▶ **Short problem**
Print out each entry below exactly, please.

▶ **Input rows**
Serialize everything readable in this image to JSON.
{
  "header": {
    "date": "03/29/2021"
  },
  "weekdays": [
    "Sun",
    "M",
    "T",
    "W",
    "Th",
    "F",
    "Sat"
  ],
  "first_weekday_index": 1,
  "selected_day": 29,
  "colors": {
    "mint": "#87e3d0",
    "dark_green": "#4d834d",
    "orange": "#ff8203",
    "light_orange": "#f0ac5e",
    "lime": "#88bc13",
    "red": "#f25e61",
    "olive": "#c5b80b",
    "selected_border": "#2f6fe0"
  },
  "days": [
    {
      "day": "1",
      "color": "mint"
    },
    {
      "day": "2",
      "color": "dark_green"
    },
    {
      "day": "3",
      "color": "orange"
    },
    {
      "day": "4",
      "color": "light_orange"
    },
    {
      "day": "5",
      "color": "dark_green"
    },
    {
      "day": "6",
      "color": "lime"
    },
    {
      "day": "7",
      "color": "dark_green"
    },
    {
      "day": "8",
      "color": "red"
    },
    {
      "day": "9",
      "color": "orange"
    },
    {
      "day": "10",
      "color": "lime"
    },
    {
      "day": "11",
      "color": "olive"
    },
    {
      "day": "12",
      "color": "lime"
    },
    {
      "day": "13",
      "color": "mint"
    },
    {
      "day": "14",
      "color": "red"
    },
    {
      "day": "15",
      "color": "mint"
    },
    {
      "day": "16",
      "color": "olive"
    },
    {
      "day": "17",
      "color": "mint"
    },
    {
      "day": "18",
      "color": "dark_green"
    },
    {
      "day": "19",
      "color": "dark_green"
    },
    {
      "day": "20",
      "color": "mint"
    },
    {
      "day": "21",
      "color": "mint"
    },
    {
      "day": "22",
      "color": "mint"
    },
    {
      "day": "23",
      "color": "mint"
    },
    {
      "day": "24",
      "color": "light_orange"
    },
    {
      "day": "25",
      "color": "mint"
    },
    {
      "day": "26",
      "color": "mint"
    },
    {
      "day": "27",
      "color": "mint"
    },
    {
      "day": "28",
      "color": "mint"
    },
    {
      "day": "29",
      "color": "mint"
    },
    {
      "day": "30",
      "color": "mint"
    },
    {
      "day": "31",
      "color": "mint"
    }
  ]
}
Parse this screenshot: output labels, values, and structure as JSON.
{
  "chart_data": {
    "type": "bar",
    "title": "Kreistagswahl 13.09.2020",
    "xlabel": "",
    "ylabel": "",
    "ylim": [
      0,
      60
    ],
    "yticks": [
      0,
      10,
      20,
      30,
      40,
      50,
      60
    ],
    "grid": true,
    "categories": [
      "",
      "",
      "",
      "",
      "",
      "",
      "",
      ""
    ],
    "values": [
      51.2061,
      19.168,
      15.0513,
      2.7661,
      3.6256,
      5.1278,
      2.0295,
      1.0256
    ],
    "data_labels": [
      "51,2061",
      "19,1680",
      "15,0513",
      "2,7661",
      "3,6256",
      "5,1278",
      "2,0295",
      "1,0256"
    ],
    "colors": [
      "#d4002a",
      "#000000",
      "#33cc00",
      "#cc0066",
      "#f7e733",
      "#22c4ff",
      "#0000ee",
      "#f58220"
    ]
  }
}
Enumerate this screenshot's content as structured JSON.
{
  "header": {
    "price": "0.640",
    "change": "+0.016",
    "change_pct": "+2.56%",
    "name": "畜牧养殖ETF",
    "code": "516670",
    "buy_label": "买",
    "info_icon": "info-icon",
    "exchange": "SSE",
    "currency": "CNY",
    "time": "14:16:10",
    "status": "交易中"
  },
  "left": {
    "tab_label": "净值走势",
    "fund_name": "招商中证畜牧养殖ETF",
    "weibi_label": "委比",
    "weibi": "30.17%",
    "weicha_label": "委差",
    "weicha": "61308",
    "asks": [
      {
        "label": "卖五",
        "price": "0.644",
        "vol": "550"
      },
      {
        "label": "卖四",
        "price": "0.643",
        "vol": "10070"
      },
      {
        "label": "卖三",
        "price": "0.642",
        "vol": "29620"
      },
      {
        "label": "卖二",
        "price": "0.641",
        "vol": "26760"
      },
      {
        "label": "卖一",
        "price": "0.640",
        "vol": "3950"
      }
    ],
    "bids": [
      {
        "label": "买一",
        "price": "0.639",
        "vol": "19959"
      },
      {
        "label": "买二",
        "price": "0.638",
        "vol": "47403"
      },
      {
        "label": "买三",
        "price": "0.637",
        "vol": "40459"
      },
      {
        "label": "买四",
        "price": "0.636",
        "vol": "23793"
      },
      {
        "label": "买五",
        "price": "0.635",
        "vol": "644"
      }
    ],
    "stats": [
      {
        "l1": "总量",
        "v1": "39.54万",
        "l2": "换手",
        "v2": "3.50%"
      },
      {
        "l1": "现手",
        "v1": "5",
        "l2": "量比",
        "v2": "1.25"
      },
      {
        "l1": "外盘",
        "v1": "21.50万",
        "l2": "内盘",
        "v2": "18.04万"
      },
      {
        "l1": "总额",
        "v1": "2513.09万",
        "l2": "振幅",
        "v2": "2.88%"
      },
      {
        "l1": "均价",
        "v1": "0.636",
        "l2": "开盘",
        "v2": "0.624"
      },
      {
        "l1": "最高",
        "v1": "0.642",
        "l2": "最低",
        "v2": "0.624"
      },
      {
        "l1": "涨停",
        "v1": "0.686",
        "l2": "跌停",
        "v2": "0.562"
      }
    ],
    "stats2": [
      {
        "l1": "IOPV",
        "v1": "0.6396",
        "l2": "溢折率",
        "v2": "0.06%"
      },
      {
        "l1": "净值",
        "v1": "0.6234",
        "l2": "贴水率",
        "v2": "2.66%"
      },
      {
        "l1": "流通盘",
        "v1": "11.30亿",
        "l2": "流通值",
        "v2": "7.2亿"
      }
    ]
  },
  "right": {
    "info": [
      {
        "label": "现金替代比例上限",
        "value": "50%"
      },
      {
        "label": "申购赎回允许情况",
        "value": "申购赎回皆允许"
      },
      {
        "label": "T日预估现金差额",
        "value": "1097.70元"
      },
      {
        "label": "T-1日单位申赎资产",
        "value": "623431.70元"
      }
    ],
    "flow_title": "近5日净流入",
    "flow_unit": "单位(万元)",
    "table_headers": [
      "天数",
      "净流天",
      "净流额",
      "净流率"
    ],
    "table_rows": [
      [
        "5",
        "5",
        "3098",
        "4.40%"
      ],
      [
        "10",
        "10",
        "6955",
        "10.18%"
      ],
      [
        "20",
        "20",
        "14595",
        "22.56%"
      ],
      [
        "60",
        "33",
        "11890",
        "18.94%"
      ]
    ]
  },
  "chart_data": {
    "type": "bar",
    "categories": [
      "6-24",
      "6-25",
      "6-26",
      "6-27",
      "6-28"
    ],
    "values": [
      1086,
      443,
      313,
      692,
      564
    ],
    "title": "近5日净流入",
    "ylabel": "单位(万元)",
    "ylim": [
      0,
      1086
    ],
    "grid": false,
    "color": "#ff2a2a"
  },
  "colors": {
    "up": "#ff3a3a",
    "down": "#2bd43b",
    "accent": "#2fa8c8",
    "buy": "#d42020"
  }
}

▶ **Exercise answer**
Serialize everything readable in this image to JSON.
{
  "header": {
    "date": "03/29/2021"
  },
  "weekdays": [
    "Sun",
    "M",
    "T",
    "W",
    "Th",
    "F",
    "Sat"
  ],
  "first_weekday_index": 1,
  "selected_day": 29,
  "colors": {
    "mint": "#87e3d0",
    "dark_green": "#4d834d",
    "orange": "#ff8203",
    "light_orange": "#f0ac5e",
    "lime": "#88bc13",
    "red": "#f25e61",
    "olive": "#c5b80b",
    "selected_border": "#2f6fe0"
  },
  "days": [
    {
      "day": "1",
      "color": "mint"
    },
    {
      "day": "2",
      "color": "dark_green"
    },
    {
      "day": "3",
      "color": "orange"
    },
    {
      "day": "4",
      "color": "light_orange"
    },
    {
      "day": "5",
      "color": "dark_green"
    },
    {
      "day": "6",
      "color": "lime"
    },
    {
      "day": "7",
      "color": "dark_green"
    },
    {
      "day": "8",
      "color": "red"
    },
    {
      "day": "9",
      "color": "orange"
    },
    {
      "day": "10",
      "color": "lime"
    },
    {
      "day": "11",
      "color": "olive"
    },
    {
      "day": "12",
      "color": "lime"
    },
    {
      "day": "13",
      "color": "mint"
    },
    {
      "day": "14",
      "color": "red"
    },
    {
      "day": "15",
      "color": "mint"
    },
    {
      "day": "16",
      "color": "olive"
    },
    {
      "day": "17",
      "color": "mint"
    },
    {
      "day": "18",
      "color": "dark_green"
    },
    {
      "day": "19",
      "color": "dark_green"
    },
    {
      "day": "20",
      "color": "mint"
    },
    {
      "day": "21",
      "color": "mint"
    },
    {
      "day": "22",
      "color": "mint"
    },
    {
      "day": "23",
      "color": "mint"
    },
    {
      "day": "24",
      "color": "light_orange"
    },
    {
      "day": "25",
      "color": "mint"
    },
    {
      "day": "26",
      "color": "mint"
    },
    {
      "day": "27",
      "color": "mint"
    },
    {
      "day": "28",
      "color": "mint"
    },
    {
      "day": "29",
      "color": "mint"
    },
    {
      "day": "30",
      "color": "mint"
    },
    {
      "day": "31",
      "color": "mint"
    }
  ]
}
Parse this screenshot: output labels, values, and structure as JSON.
{
  "chart_data": {
    "type": "bar",
    "title": "Kreistagswahl 13.09.2020",
    "xlabel": "",
    "ylabel": "",
    "ylim": [
      0,
      60
    ],
    "yticks": [
      0,
      10,
      20,
      30,
      40,
      50,
      60
    ],
    "grid": true,
    "categories": [
      "",
      "",
      "",
      "",
      "",
      "",
      "",
      ""
    ],
    "values": [
      51.2061,
      19.168,
      15.0513,
      2.7661,
      3.6256,
      5.1278,
      2.0295,
      1.0256
    ],
    "data_labels": [
      "51,2061",
      "19,1680",
      "15,0513",
      "2,7661",
      "3,6256",
      "5,1278",
      "2,0295",
      "1,0256"
    ],
    "colors": [
      "#d4002a",
      "#000000",
      "#33cc00",
      "#cc0066",
      "#f7e733",
      "#22c4ff",
      "#0000ee",
      "#f58220"
    ]
  }
}
Enumerate this screenshot's content as structured JSON.
{
  "header": {
    "price": "0.640",
    "change": "+0.016",
    "change_pct": "+2.56%",
    "name": "畜牧养殖ETF",
    "code": "516670",
    "buy_label": "买",
    "info_icon": "info-icon",
    "exchange": "SSE",
    "currency": "CNY",
    "time": "14:16:10",
    "status": "交易中"
  },
  "left": {
    "tab_label": "净值走势",
    "fund_name": "招商中证畜牧养殖ETF",
    "weibi_label": "委比",
    "weibi": "30.17%",
    "weicha_label": "委差",
    "weicha": "61308",
    "asks": [
      {
        "label": "卖五",
        "price": "0.644",
        "vol": "550"
      },
      {
        "label": "卖四",
        "price": "0.643",
        "vol": "10070"
      },
      {
        "label": "卖三",
        "price": "0.642",
        "vol": "29620"
      },
      {
        "label": "卖二",
        "price": "0.641",
        "vol": "26760"
      },
      {
        "label": "卖一",
        "price": "0.640",
        "vol": "3950"
      }
    ],
    "bids": [
      {
        "label": "买一",
        "price": "0.639",
        "vol": "19959"
      },
      {
        "label": "买二",
        "price": "0.638",
        "vol": "47403"
      },
      {
        "label": "买三",
        "price": "0.637",
        "vol": "40459"
      },
      {
        "label": "买四",
        "price": "0.636",
        "vol": "23793"
      },
      {
        "label": "买五",
        "price": "0.635",
        "vol": "644"
      }
    ],
    "stats": [
      {
        "l1": "总量",
        "v1": "39.54万",
        "l2": "换手",
        "v2": "3.50%"
      },
      {
        "l1": "现手",
        "v1": "5",
        "l2": "量比",
        "v2": "1.25"
      },
      {
        "l1": "外盘",
        "v1": "21.50万",
        "l2": "内盘",
        "v2": "18.04万"
      },
      {
        "l1": "总额",
        "v1": "2513.09万",
        "l2": "振幅",
        "v2": "2.88%"
      },
      {
        "l1": "均价",
        "v1": "0.636",
        "l2": "开盘",
        "v2": "0.624"
      },
      {
        "l1": "最高",
        "v1": "0.642",
        "l2": "最低",
        "v2": "0.624"
      },
      {
        "l1": "涨停",
        "v1": "0.686",
        "l2": "跌停",
        "v2": "0.562"
      }
    ],
    "stats2": [
      {
        "l1": "IOPV",
        "v1": "0.6396",
        "l2": "溢折率",
        "v2": "0.06%"
      },
      {
        "l1": "净值",
        "v1": "0.6234",
        "l2": "贴水率",
        "v2": "2.66%"
      },
      {
        "l1": "流通盘",
        "v1": "11.30亿",
        "l2": "流通值",
        "v2": "7.2亿"
      }
    ]
  },
  "right": {
    "info": [
      {
        "label": "现金替代比例上限",
        "value": "50%"
      },
      {
        "label": "申购赎回允许情况",
        "value": "申购赎回皆允许"
      },
      {
        "label": "T日预估现金差额",
        "value": "1097.70元"
      },
      {
        "label": "T-1日单位申赎资产",
        "value": "623431.70元"
      }
    ],
    "flow_title": "近5日净流入",
    "flow_unit": "单位(万元)",
    "table_headers": [
      "天数",
      "净流天",
      "净流额",
      "净流率"
    ],
    "table_rows": [
      [
        "5",
        "5",
        "3098",
        "4.40%"
      ],
      [
        "10",
        "10",
        "6955",
        "10.18%"
      ],
      [
        "20",
        "20",
        "14595",
        "22.56%"
      ],
      [
        "60",
        "33",
        "11890",
        "18.94%"
      ]
    ]
  },
  "chart_data": {
    "type": "bar",
    "categories": [
      "6-24",
      "6-25",
      "6-26",
      "6-27",
      "6-28"
    ],
    "values": [
      1086,
      443,
      313,
      692,
      564
    ],
    "title": "近5日净流入",
    "ylabel": "单位(万元)",
    "ylim": [
      0,
      1086
    ],
    "grid": false,
    "color": "#ff2a2a"
  },
  "colors": {
    "up": "#ff3a3a",
    "down": "#2bd43b",
    "accent": "#2fa8c8",
    "buy": "#d42020"
  }
}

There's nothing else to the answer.